(Figure collection entries)
=-=-=
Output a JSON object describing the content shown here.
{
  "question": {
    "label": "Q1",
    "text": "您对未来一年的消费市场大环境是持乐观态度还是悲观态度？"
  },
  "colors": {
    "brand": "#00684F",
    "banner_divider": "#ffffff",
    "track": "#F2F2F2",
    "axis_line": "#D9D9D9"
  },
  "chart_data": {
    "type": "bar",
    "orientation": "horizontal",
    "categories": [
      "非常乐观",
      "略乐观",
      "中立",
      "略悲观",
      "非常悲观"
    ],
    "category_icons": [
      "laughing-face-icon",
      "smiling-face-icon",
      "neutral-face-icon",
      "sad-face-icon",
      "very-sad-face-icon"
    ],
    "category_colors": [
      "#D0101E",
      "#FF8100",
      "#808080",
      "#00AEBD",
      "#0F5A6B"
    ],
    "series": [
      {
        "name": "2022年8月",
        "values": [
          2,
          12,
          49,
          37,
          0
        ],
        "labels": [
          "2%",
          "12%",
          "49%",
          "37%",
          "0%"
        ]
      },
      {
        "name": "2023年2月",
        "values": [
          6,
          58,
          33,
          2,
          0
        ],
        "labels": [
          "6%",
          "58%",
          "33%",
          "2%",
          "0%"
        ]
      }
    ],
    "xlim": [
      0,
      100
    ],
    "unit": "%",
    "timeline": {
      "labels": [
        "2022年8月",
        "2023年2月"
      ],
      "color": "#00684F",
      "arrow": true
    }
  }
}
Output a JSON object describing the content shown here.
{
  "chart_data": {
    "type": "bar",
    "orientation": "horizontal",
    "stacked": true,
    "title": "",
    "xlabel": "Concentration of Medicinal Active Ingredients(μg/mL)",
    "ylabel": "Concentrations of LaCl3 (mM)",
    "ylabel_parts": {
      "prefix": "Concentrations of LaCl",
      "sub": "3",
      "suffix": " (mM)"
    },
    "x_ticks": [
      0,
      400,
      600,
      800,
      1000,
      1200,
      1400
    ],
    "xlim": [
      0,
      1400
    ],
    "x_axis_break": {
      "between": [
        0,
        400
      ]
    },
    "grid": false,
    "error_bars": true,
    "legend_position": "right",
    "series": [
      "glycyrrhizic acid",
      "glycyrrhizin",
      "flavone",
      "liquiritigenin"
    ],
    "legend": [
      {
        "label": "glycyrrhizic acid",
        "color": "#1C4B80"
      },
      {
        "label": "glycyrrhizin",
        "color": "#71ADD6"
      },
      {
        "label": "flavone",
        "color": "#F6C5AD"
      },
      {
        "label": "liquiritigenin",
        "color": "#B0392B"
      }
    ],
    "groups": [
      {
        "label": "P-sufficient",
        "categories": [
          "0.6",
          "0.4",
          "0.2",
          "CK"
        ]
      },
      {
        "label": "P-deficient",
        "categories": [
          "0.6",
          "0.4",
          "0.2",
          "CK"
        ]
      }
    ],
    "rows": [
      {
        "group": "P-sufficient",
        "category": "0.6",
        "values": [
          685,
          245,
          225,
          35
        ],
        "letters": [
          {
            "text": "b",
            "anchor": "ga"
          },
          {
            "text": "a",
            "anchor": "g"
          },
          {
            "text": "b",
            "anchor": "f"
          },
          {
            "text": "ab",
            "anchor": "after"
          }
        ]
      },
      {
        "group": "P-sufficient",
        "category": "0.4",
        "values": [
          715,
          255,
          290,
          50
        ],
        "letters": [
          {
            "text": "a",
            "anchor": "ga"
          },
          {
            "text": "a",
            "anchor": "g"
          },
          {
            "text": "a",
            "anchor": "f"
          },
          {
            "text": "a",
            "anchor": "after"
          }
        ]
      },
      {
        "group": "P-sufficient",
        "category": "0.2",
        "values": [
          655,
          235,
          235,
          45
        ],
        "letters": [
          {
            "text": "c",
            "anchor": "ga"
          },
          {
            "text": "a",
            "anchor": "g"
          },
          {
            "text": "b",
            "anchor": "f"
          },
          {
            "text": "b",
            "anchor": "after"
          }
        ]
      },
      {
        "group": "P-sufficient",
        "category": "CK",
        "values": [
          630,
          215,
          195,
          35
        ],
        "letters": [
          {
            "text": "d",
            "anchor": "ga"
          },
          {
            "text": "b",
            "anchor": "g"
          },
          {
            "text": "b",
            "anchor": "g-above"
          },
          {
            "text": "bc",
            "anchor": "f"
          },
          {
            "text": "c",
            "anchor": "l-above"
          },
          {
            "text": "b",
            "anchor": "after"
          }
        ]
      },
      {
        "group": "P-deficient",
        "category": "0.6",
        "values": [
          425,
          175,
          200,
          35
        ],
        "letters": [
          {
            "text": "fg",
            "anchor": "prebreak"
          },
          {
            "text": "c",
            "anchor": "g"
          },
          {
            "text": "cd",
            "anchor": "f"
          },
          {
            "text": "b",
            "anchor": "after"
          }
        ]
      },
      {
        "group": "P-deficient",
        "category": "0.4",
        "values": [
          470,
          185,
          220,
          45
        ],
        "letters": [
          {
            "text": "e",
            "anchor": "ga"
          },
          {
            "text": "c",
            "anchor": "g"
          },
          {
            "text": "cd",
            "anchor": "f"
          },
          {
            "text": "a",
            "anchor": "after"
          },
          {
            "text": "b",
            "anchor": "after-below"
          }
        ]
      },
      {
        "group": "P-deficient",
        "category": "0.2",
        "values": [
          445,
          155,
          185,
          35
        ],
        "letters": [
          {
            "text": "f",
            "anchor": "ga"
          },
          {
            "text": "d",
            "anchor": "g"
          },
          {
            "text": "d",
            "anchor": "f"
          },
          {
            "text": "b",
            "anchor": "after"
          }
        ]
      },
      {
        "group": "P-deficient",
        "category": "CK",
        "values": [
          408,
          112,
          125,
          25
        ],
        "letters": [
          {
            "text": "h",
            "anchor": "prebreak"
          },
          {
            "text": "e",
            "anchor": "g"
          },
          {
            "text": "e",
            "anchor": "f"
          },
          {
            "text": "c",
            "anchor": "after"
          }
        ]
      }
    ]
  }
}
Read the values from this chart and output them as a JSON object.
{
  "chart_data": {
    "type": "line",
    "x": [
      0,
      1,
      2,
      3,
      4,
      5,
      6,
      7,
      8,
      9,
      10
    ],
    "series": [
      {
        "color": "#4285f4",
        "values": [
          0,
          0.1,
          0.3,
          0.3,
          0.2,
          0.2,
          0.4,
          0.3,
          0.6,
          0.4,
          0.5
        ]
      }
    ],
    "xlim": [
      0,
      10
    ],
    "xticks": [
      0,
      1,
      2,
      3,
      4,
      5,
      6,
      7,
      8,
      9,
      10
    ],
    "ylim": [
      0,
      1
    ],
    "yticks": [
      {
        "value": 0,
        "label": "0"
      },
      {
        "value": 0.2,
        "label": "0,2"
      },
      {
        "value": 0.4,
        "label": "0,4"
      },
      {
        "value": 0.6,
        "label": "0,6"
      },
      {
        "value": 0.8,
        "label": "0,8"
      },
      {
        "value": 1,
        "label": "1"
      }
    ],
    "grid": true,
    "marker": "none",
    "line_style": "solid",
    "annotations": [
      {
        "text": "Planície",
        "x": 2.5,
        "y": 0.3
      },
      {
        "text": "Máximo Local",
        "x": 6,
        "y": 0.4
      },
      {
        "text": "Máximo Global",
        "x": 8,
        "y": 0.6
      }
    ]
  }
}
=-=-=
PROBLEM REQUIREMENTS: How many lines of the entries above hold the string "acid"? Reply with the number alone.

ANSWER BELOW: 2